**Task objective**. Reproduce each line in all of the records below verbatim, keeping every character unchanged.

---------- Entries supplied

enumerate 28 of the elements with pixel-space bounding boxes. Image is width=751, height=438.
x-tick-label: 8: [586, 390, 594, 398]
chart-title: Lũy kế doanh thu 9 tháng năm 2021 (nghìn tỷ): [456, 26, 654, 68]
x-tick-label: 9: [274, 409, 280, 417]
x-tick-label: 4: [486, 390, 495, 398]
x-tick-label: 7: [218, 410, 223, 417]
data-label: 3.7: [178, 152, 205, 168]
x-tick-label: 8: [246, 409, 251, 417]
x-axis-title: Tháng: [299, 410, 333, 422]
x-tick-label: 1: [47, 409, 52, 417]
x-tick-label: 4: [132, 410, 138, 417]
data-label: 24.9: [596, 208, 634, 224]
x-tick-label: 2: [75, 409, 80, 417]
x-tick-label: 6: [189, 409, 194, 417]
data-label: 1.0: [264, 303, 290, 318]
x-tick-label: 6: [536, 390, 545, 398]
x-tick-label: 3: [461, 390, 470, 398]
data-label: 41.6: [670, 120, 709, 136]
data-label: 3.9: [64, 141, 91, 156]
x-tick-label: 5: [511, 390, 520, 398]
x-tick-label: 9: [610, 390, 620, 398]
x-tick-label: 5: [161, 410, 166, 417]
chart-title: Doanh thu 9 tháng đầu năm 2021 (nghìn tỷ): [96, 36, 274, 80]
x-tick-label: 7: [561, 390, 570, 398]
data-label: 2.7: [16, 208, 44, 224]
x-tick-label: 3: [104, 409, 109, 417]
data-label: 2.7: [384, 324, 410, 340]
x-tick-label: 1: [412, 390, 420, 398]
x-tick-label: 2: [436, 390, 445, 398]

--------------------

**Exercise solution**.
enumerate 28 of the elements with pixel-space bounding boxes. Image is width=751, height=438.
x-tick-label: 8: [586, 390, 594, 398]
chart-title: Lũy kế doanh thu 9 tháng năm 2021 (nghìn tỷ): [456, 26, 654, 68]
x-tick-label: 9: [274, 409, 280, 417]
x-tick-label: 4: [486, 390, 495, 398]
x-tick-label: 7: [218, 410, 223, 417]
data-label: 3.7: [178, 152, 205, 168]
x-tick-label: 8: [246, 409, 251, 417]
x-axis-title: Tháng: [299, 410, 333, 422]
x-tick-label: 1: [47, 409, 52, 417]
x-tick-label: 4: [132, 410, 138, 417]
data-label: 24.9: [596, 208, 634, 224]
x-tick-label: 2: [75, 409, 80, 417]
x-tick-label: 6: [189, 409, 194, 417]
data-label: 1.0: [264, 303, 290, 318]
x-tick-label: 6: [536, 390, 545, 398]
x-tick-label: 3: [461, 390, 470, 398]
data-label: 41.6: [670, 120, 709, 136]
data-label: 3.9: [64, 141, 91, 156]
x-tick-label: 5: [511, 390, 520, 398]
x-tick-label: 9: [610, 390, 620, 398]
x-tick-label: 5: [161, 410, 166, 417]
chart-title: Doanh thu 9 tháng đầu năm 2021 (nghìn tỷ): [96, 36, 274, 80]
x-tick-label: 7: [561, 390, 570, 398]
data-label: 2.7: [16, 208, 44, 224]
x-tick-label: 3: [104, 409, 109, 417]
data-label: 2.7: [384, 324, 410, 340]
x-tick-label: 1: [412, 390, 420, 398]
x-tick-label: 2: [436, 390, 445, 398]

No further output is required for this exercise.